__Do this__. Reproduce verbatim the lines of the entries below, starting with the line that contains "Text: Copyright 2007" and ending with the line that contains "Enumerate 32 of", both included.

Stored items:
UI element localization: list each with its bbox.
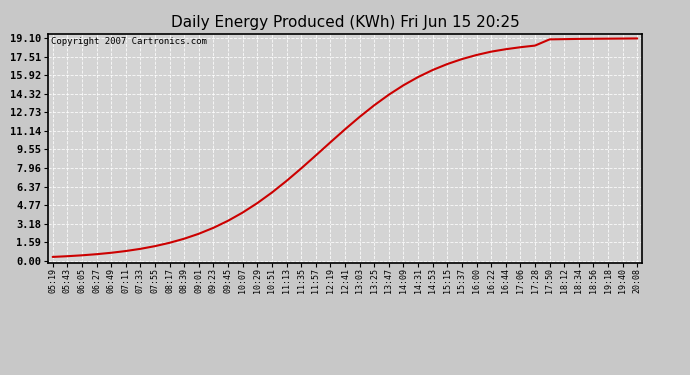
Text: Copyright 2007 Cartronics.com: Copyright 2007 Cartronics.com <box>51 37 207 46</box>
Title: Daily Energy Produced (KWh) Fri Jun 15 20:25: Daily Energy Produced (KWh) Fri Jun 15 2… <box>170 15 520 30</box>
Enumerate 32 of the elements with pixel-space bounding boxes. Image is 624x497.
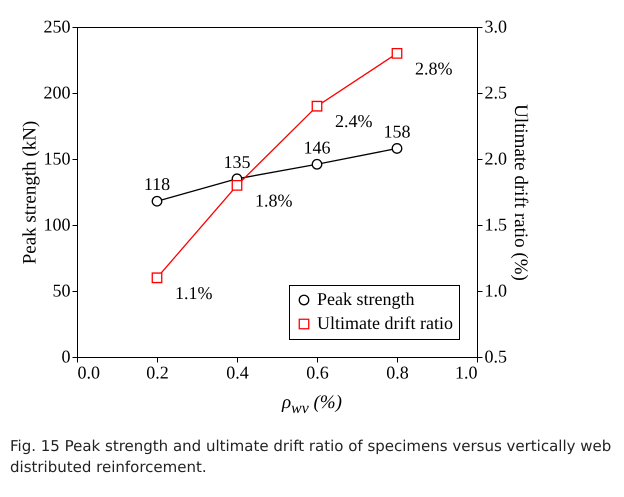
x-axis-title: ρ$_{wv}$ (%) <box>280 392 343 418</box>
x-tick-label: 0.8 <box>386 362 409 382</box>
x-tick-label: 0.4 <box>226 362 249 382</box>
data-label: 2.4% <box>335 111 372 132</box>
y2-tick-label: 2.5 <box>484 82 507 102</box>
y-tick-label: 250 <box>44 16 70 36</box>
y-tick-label: 0 <box>62 346 70 366</box>
y-tick-label: 50 <box>52 280 70 300</box>
data-label: 135 <box>224 152 250 172</box>
data-label: 1.8% <box>255 190 292 210</box>
y2-tick-label: 1.5 <box>484 214 507 234</box>
data-label: 118 <box>144 174 170 194</box>
data-label: 158 <box>384 121 410 142</box>
y2-tick-label: 3.0 <box>484 16 507 36</box>
y-tick-label: 100 <box>44 214 70 234</box>
y2-tick-label: 0.5 <box>484 346 507 366</box>
y-tick-label: 150 <box>44 148 70 168</box>
x-tick-label: 0.2 <box>146 362 169 382</box>
caption: Fig. 15 Peak strength and ultimate drift ratio of specimens versus vertically web distributed reinforcement. <box>10 436 612 478</box>
y-tick-label: 200 <box>44 82 70 102</box>
y2-tick-label: 2.0 <box>484 148 507 168</box>
y2-tick-label: 1.0 <box>484 280 507 300</box>
data-label: 1.1% <box>175 282 212 303</box>
y2-axis-title: Ultimate drift ratio (%) <box>510 104 531 281</box>
legend-label: Ultimate drift ratio <box>317 313 453 333</box>
legend-label: Peak strength <box>317 289 414 309</box>
x-tick-label: 1.0 <box>455 362 478 382</box>
x-tick-label: 0.6 <box>306 362 329 382</box>
data-label: 146 <box>304 137 330 158</box>
data-label: 2.8% <box>415 58 452 78</box>
y-axis-title: Peak strength (kN) <box>20 120 40 264</box>
x-tick-label: 0.0 <box>78 362 100 382</box>
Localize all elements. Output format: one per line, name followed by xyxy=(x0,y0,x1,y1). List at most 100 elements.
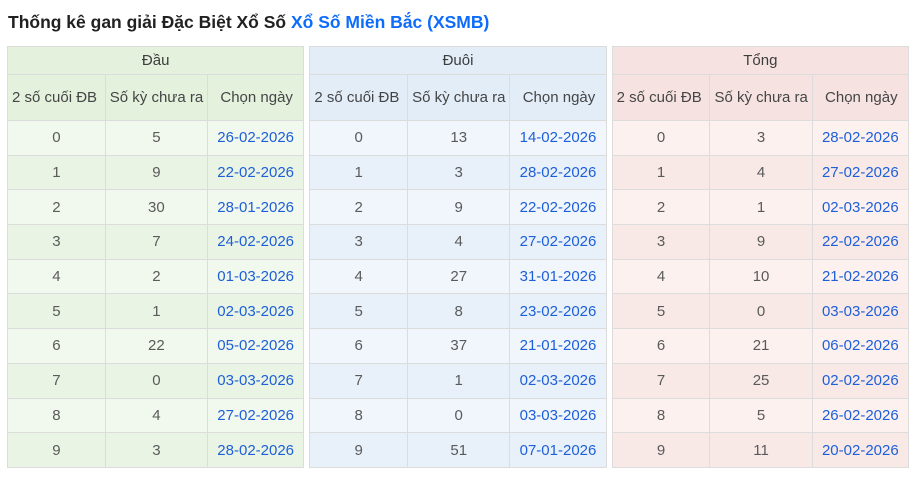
table-row: 3 4 27-02-2026 xyxy=(309,224,607,260)
gap-count-cell: 1 xyxy=(407,362,511,399)
column-header-gap: Số kỳ chưa ra xyxy=(104,74,209,121)
gap-count-cell: 37 xyxy=(407,328,511,364)
date-cell: 05-02-2026 xyxy=(206,328,305,364)
date-link[interactable]: 07-01-2026 xyxy=(519,441,597,459)
date-cell: 27-02-2026 xyxy=(811,154,909,191)
date-cell: 28-02-2026 xyxy=(206,432,305,468)
group-header-tong: Tổng xyxy=(611,46,909,75)
date-link[interactable]: 06-02-2026 xyxy=(821,337,899,355)
table-row: 3 9 22-02-2026 xyxy=(611,224,909,260)
gap-count-cell: 3 xyxy=(709,120,813,156)
date-link[interactable]: 01-03-2026 xyxy=(217,268,295,286)
table-row: 0 13 14-02-2026 xyxy=(309,120,607,156)
digit-cell: 5 xyxy=(611,293,711,330)
date-cell: 24-02-2026 xyxy=(206,224,305,260)
date-link[interactable]: 05-02-2026 xyxy=(217,337,295,355)
column-header-row: 2 số cuối ĐB Số kỳ chưa ra Chọn ngày xyxy=(7,74,305,121)
date-link[interactable]: 28-02-2026 xyxy=(821,129,899,147)
date-cell: 02-03-2026 xyxy=(811,189,909,226)
date-link[interactable]: 27-02-2026 xyxy=(519,233,597,251)
date-link[interactable]: 02-03-2026 xyxy=(821,198,899,216)
digit-cell: 2 xyxy=(309,189,409,226)
table-row: 1 9 22-02-2026 xyxy=(7,154,305,191)
digit-cell: 9 xyxy=(7,432,106,468)
column-header-row: 2 số cuối ĐB Số kỳ chưa ra Chọn ngày xyxy=(611,74,909,121)
gap-count-cell: 25 xyxy=(709,362,813,399)
page-title-link[interactable]: Xổ Số Miền Bắc (XSMB) xyxy=(290,12,490,32)
gap-count-cell: 2 xyxy=(104,258,209,295)
gap-count-cell: 5 xyxy=(104,120,209,156)
date-link[interactable]: 26-02-2026 xyxy=(217,129,295,147)
date-cell: 22-02-2026 xyxy=(509,189,607,226)
date-link[interactable]: 21-01-2026 xyxy=(519,337,597,355)
date-cell: 28-02-2026 xyxy=(811,120,909,156)
date-link[interactable]: 28-01-2026 xyxy=(217,198,295,216)
table-row: 8 0 03-03-2026 xyxy=(309,397,607,434)
gap-count-cell: 4 xyxy=(407,224,511,260)
date-link[interactable]: 21-02-2026 xyxy=(821,268,899,286)
column-header-last2: 2 số cuối ĐB xyxy=(611,74,711,121)
table-row: 3 7 24-02-2026 xyxy=(7,224,305,260)
dau-table: Đầu 2 số cuối ĐB Số kỳ chưa ra Chọn ngày… xyxy=(6,46,305,468)
date-link[interactable]: 27-02-2026 xyxy=(217,406,295,424)
gap-count-cell: 1 xyxy=(709,189,813,226)
date-cell: 27-02-2026 xyxy=(206,397,305,434)
table-row: 0 3 28-02-2026 xyxy=(611,120,909,156)
date-cell: 03-03-2026 xyxy=(509,397,607,434)
gap-count-cell: 51 xyxy=(407,432,511,468)
date-cell: 21-02-2026 xyxy=(811,258,909,295)
column-header-date: Chọn ngày xyxy=(811,74,909,121)
group-header-row: Đầu xyxy=(6,46,305,75)
date-link[interactable]: 03-03-2026 xyxy=(519,406,597,424)
table-row: 5 0 03-03-2026 xyxy=(611,293,909,330)
date-cell: 27-02-2026 xyxy=(509,224,607,260)
date-cell: 21-01-2026 xyxy=(509,328,607,364)
date-link[interactable]: 03-03-2026 xyxy=(217,372,295,390)
date-link[interactable]: 02-02-2026 xyxy=(821,372,899,390)
table-row: 5 8 23-02-2026 xyxy=(309,293,607,330)
date-link[interactable]: 02-03-2026 xyxy=(519,372,597,390)
table-row: 7 25 02-02-2026 xyxy=(611,362,909,399)
table-row: 4 27 31-01-2026 xyxy=(309,258,607,295)
date-link[interactable]: 23-02-2026 xyxy=(519,302,597,320)
date-link[interactable]: 03-03-2026 xyxy=(821,302,899,320)
date-link[interactable]: 20-02-2026 xyxy=(821,441,899,459)
table-row: 9 11 20-02-2026 xyxy=(611,432,909,468)
column-header-gap: Số kỳ chưa ra xyxy=(407,74,511,121)
date-link[interactable]: 24-02-2026 xyxy=(217,233,295,251)
date-link[interactable]: 28-02-2026 xyxy=(217,441,295,459)
gap-count-cell: 11 xyxy=(709,432,813,468)
date-link[interactable]: 22-02-2026 xyxy=(821,233,899,251)
group-header-row: Tổng xyxy=(611,46,909,75)
digit-cell: 3 xyxy=(309,224,409,260)
gap-count-cell: 27 xyxy=(407,258,511,295)
date-link[interactable]: 26-02-2026 xyxy=(821,406,899,424)
digit-cell: 8 xyxy=(309,397,409,434)
date-cell: 22-02-2026 xyxy=(811,224,909,260)
gap-count-cell: 3 xyxy=(104,432,209,468)
digit-cell: 0 xyxy=(7,120,106,156)
stats-tables-container: Đầu 2 số cuối ĐB Số kỳ chưa ra Chọn ngày… xyxy=(6,46,909,468)
date-link[interactable]: 28-02-2026 xyxy=(519,164,597,182)
table-row: 5 1 02-03-2026 xyxy=(7,293,305,330)
date-link[interactable]: 14-02-2026 xyxy=(519,129,597,147)
date-link[interactable]: 22-02-2026 xyxy=(519,198,597,216)
date-cell: 07-01-2026 xyxy=(509,432,607,468)
digit-cell: 7 xyxy=(611,362,711,399)
column-header-last2: 2 số cuối ĐB xyxy=(7,74,106,121)
group-header-dau: Đầu xyxy=(6,46,305,75)
digit-cell: 5 xyxy=(7,293,106,330)
date-link[interactable]: 02-03-2026 xyxy=(217,302,295,320)
date-cell: 22-02-2026 xyxy=(206,154,305,191)
digit-cell: 7 xyxy=(7,362,106,399)
gap-count-cell: 22 xyxy=(104,328,209,364)
digit-cell: 0 xyxy=(309,120,409,156)
date-cell: 01-03-2026 xyxy=(206,258,305,295)
gap-count-cell: 4 xyxy=(709,154,813,191)
gap-count-cell: 4 xyxy=(104,397,209,434)
date-cell: 20-02-2026 xyxy=(811,432,909,468)
digit-cell: 5 xyxy=(309,293,409,330)
date-link[interactable]: 27-02-2026 xyxy=(821,164,899,182)
date-link[interactable]: 31-01-2026 xyxy=(519,268,597,286)
date-link[interactable]: 22-02-2026 xyxy=(217,164,295,182)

__The completed task__.
Text: Copyright 2007 Cartronics.com: Copyright 2007 Cartronics.com <box>51 37 207 46</box>
Title: Daily Energy Produced (KWh) Fri Jun 15 20:25: Daily Energy Produced (KWh) Fri Jun 15 2… <box>170 15 520 30</box>
Enumerate 32 of the elements with pixel-space bounding boxes. Image is 624x497.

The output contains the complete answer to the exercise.